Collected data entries
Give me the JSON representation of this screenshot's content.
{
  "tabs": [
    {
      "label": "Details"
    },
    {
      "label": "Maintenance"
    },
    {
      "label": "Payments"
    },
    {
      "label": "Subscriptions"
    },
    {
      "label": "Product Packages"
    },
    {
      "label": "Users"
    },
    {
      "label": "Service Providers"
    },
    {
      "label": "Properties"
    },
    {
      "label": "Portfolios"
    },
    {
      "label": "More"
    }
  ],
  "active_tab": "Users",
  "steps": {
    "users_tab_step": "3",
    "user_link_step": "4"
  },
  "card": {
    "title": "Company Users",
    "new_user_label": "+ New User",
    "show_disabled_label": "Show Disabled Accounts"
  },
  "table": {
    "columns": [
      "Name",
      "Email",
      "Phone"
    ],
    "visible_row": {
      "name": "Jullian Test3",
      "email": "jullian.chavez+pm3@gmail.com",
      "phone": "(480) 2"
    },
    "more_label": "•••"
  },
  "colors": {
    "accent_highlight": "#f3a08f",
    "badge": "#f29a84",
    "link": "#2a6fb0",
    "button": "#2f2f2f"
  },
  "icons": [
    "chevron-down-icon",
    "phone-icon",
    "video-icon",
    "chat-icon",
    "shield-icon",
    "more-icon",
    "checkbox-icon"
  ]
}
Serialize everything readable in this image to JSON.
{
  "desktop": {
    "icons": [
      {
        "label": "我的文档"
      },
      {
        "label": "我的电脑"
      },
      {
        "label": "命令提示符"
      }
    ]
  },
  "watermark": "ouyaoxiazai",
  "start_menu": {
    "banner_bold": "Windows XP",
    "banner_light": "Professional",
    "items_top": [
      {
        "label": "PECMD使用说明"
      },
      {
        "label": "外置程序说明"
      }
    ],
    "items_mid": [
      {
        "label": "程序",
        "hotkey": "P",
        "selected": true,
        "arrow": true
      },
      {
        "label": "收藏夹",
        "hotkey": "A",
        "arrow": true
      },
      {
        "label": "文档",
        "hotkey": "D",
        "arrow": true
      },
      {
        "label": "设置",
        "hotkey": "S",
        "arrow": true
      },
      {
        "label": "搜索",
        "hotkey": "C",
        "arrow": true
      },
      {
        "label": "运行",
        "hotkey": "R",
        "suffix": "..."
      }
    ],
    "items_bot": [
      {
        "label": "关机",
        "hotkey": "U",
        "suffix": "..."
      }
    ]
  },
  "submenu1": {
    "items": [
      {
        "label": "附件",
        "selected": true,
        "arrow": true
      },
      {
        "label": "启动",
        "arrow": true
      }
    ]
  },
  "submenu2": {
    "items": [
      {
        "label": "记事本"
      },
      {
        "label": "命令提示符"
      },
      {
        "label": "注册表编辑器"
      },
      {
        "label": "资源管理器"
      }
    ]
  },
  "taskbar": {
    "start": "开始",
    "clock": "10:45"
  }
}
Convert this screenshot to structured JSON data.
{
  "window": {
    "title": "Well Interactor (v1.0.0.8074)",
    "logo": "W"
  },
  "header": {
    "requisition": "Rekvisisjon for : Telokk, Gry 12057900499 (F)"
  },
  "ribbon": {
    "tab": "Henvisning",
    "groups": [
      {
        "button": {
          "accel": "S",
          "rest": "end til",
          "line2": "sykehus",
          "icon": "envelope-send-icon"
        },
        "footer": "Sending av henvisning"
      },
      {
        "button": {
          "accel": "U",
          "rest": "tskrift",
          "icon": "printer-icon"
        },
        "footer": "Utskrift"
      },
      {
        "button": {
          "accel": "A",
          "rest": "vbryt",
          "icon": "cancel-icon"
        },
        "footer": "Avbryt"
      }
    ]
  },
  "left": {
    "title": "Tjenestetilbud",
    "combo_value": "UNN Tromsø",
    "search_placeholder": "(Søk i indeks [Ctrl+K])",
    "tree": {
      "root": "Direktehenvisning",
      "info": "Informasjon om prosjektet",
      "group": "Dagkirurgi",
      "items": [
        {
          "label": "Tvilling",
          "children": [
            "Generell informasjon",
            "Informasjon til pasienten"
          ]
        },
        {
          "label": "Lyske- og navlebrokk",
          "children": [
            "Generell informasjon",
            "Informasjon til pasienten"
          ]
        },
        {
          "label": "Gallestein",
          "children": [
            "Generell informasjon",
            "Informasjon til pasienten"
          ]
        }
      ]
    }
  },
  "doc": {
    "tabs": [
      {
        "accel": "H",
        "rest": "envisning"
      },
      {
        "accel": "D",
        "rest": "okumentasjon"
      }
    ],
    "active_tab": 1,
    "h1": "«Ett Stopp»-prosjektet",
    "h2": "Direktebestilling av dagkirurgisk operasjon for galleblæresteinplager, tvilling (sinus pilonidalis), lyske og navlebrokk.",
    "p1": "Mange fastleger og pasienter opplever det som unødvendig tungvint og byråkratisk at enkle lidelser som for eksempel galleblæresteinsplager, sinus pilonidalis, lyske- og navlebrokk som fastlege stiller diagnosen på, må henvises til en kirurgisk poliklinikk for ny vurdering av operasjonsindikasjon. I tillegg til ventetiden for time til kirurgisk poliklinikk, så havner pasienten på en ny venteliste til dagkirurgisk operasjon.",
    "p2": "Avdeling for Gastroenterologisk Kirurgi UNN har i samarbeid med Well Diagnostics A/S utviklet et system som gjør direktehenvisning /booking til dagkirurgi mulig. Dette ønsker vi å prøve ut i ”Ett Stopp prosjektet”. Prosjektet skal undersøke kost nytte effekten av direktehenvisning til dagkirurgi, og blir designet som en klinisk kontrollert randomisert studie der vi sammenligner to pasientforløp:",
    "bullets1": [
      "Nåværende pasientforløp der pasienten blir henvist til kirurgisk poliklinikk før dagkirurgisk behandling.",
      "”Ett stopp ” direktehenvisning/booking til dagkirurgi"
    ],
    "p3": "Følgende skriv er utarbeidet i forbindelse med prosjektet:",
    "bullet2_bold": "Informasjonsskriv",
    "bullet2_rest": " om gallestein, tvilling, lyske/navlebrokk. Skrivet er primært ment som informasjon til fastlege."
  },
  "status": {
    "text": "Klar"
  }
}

:: Directive ::
Transcribe every entry verbatim.

:: The reply ::
Give me the JSON representation of this screenshot's content.
{
  "tabs": [
    {
      "label": "Details"
    },
    {
      "label": "Maintenance"
    },
    {
      "label": "Payments"
    },
    {
      "label": "Subscriptions"
    },
    {
      "label": "Product Packages"
    },
    {
      "label": "Users"
    },
    {
      "label": "Service Providers"
    },
    {
      "label": "Properties"
    },
    {
      "label": "Portfolios"
    },
    {
      "label": "More"
    }
  ],
  "active_tab": "Users",
  "steps": {
    "users_tab_step": "3",
    "user_link_step": "4"
  },
  "card": {
    "title": "Company Users",
    "new_user_label": "+ New User",
    "show_disabled_label": "Show Disabled Accounts"
  },
  "table": {
    "columns": [
      "Name",
      "Email",
      "Phone"
    ],
    "visible_row": {
      "name": "Jullian Test3",
      "email": "jullian.chavez+pm3@gmail.com",
      "phone": "(480) 2"
    },
    "more_label": "•••"
  },
  "colors": {
    "accent_highlight": "#f3a08f",
    "badge": "#f29a84",
    "link": "#2a6fb0",
    "button": "#2f2f2f"
  },
  "icons": [
    "chevron-down-icon",
    "phone-icon",
    "video-icon",
    "chat-icon",
    "shield-icon",
    "more-icon",
    "checkbox-icon"
  ]
}
Serialize everything readable in this image to JSON.
{
  "desktop": {
    "icons": [
      {
        "label": "我的文档"
      },
      {
        "label": "我的电脑"
      },
      {
        "label": "命令提示符"
      }
    ]
  },
  "watermark": "ouyaoxiazai",
  "start_menu": {
    "banner_bold": "Windows XP",
    "banner_light": "Professional",
    "items_top": [
      {
        "label": "PECMD使用说明"
      },
      {
        "label": "外置程序说明"
      }
    ],
    "items_mid": [
      {
        "label": "程序",
        "hotkey": "P",
        "selected": true,
        "arrow": true
      },
      {
        "label": "收藏夹",
        "hotkey": "A",
        "arrow": true
      },
      {
        "label": "文档",
        "hotkey": "D",
        "arrow": true
      },
      {
        "label": "设置",
        "hotkey": "S",
        "arrow": true
      },
      {
        "label": "搜索",
        "hotkey": "C",
        "arrow": true
      },
      {
        "label": "运行",
        "hotkey": "R",
        "suffix": "..."
      }
    ],
    "items_bot": [
      {
        "label": "关机",
        "hotkey": "U",
        "suffix": "..."
      }
    ]
  },
  "submenu1": {
    "items": [
      {
        "label": "附件",
        "selected": true,
        "arrow": true
      },
      {
        "label": "启动",
        "arrow": true
      }
    ]
  },
  "submenu2": {
    "items": [
      {
        "label": "记事本"
      },
      {
        "label": "命令提示符"
      },
      {
        "label": "注册表编辑器"
      },
      {
        "label": "资源管理器"
      }
    ]
  },
  "taskbar": {
    "start": "开始",
    "clock": "10:45"
  }
}
Convert this screenshot to structured JSON data.
{
  "window": {
    "title": "Well Interactor (v1.0.0.8074)",
    "logo": "W"
  },
  "header": {
    "requisition": "Rekvisisjon for : Telokk, Gry 12057900499 (F)"
  },
  "ribbon": {
    "tab": "Henvisning",
    "groups": [
      {
        "button": {
          "accel": "S",
          "rest": "end til",
          "line2": "sykehus",
          "icon": "envelope-send-icon"
        },
        "footer": "Sending av henvisning"
      },
      {
        "button": {
          "accel": "U",
          "rest": "tskrift",
          "icon": "printer-icon"
        },
        "footer": "Utskrift"
      },
      {
        "button": {
          "accel": "A",
          "rest": "vbryt",
          "icon": "cancel-icon"
        },
        "footer": "Avbryt"
      }
    ]
  },
  "left": {
    "title": "Tjenestetilbud",
    "combo_value": "UNN Tromsø",
    "search_placeholder": "(Søk i indeks [Ctrl+K])",
    "tree": {
      "root": "Direktehenvisning",
      "info": "Informasjon om prosjektet",
      "group": "Dagkirurgi",
      "items": [
        {
          "label": "Tvilling",
          "children": [
            "Generell informasjon",
            "Informasjon til pasienten"
          ]
        },
        {
          "label": "Lyske- og navlebrokk",
          "children": [
            "Generell informasjon",
            "Informasjon til pasienten"
          ]
        },
        {
          "label": "Gallestein",
          "children": [
            "Generell informasjon",
            "Informasjon til pasienten"
          ]
        }
      ]
    }
  },
  "doc": {
    "tabs": [
      {
        "accel": "H",
        "rest": "envisning"
      },
      {
        "accel": "D",
        "rest": "okumentasjon"
      }
    ],
    "active_tab": 1,
    "h1": "«Ett Stopp»-prosjektet",
    "h2": "Direktebestilling av dagkirurgisk operasjon for galleblæresteinplager, tvilling (sinus pilonidalis), lyske og navlebrokk.",
    "p1": "Mange fastleger og pasienter opplever det som unødvendig tungvint og byråkratisk at enkle lidelser som for eksempel galleblæresteinsplager, sinus pilonidalis, lyske- og navlebrokk som fastlege stiller diagnosen på, må henvises til en kirurgisk poliklinikk for ny vurdering av operasjonsindikasjon. I tillegg til ventetiden for time til kirurgisk poliklinikk, så havner pasienten på en ny venteliste til dagkirurgisk operasjon.",
    "p2": "Avdeling for Gastroenterologisk Kirurgi UNN har i samarbeid med Well Diagnostics A/S utviklet et system som gjør direktehenvisning /booking til dagkirurgi mulig. Dette ønsker vi å prøve ut i ”Ett Stopp prosjektet”. Prosjektet skal undersøke kost nytte effekten av direktehenvisning til dagkirurgi, og blir designet som en klinisk kontrollert randomisert studie der vi sammenligner to pasientforløp:",
    "bullets1": [
      "Nåværende pasientforløp der pasienten blir henvist til kirurgisk poliklinikk før dagkirurgisk behandling.",
      "”Ett stopp ” direktehenvisning/booking til dagkirurgi"
    ],
    "p3": "Følgende skriv er utarbeidet i forbindelse med prosjektet:",
    "bullet2_bold": "Informasjonsskriv",
    "bullet2_rest": " om gallestein, tvilling, lyske/navlebrokk. Skrivet er primært ment som informasjon til fastlege."
  },
  "status": {
    "text": "Klar"
  }
}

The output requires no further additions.